> **Exercise instructions**
Which lines below contain the word "price"? Find and copy each one, treating uppercase and lowercase as different.

> **A run of lines**
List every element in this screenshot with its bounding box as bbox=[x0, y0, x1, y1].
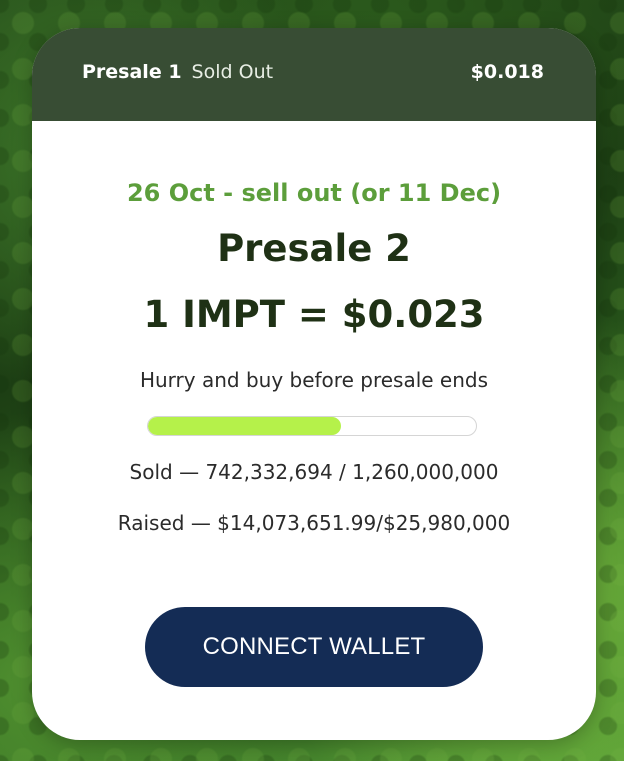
presale-card: Presale 1 Sold Out $0.018 26 Oct - sell o… bbox=[32, 28, 596, 740]
funds-raised: Raised — $14,073,651.99/$25,980,000 bbox=[117, 511, 511, 535]
previous-stage-header: Presale 1 Sold Out $0.018 bbox=[32, 28, 596, 121]
previous-stage-label: Presale 1 bbox=[82, 61, 182, 83]
sale-progress-fill bbox=[148, 417, 342, 435]
connect-wallet-button[interactable]: CONNECT WALLET bbox=[145, 607, 483, 687]
previous-stage-info: Presale 1 Sold Out bbox=[82, 60, 273, 84]
current-stage-body: 26 Oct - sell out (or 11 Dec) Presale 2 … bbox=[32, 121, 596, 740]
previous-stage-status: Sold Out bbox=[191, 61, 274, 83]
tokens-sold: Sold — 742,332,694 / 1,260,000,000 bbox=[129, 460, 499, 484]
hurry-message: Hurry and buy before presale ends bbox=[139, 368, 489, 392]
sale-progress-bar bbox=[147, 416, 477, 436]
presale-dates: 26 Oct - sell out (or 11 Dec) bbox=[126, 179, 502, 207]
token-price: 1 IMPT = $0.023 bbox=[143, 293, 485, 336]
presale-stage-title: Presale 2 bbox=[217, 227, 411, 270]
previous-stage-price: $0.018 bbox=[470, 61, 544, 83]
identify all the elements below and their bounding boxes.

> **Problem solution**
token-price: 1 IMPT = $0.023 bbox=[143, 293, 485, 336]
previous-stage-price: $0.018 bbox=[470, 61, 544, 83]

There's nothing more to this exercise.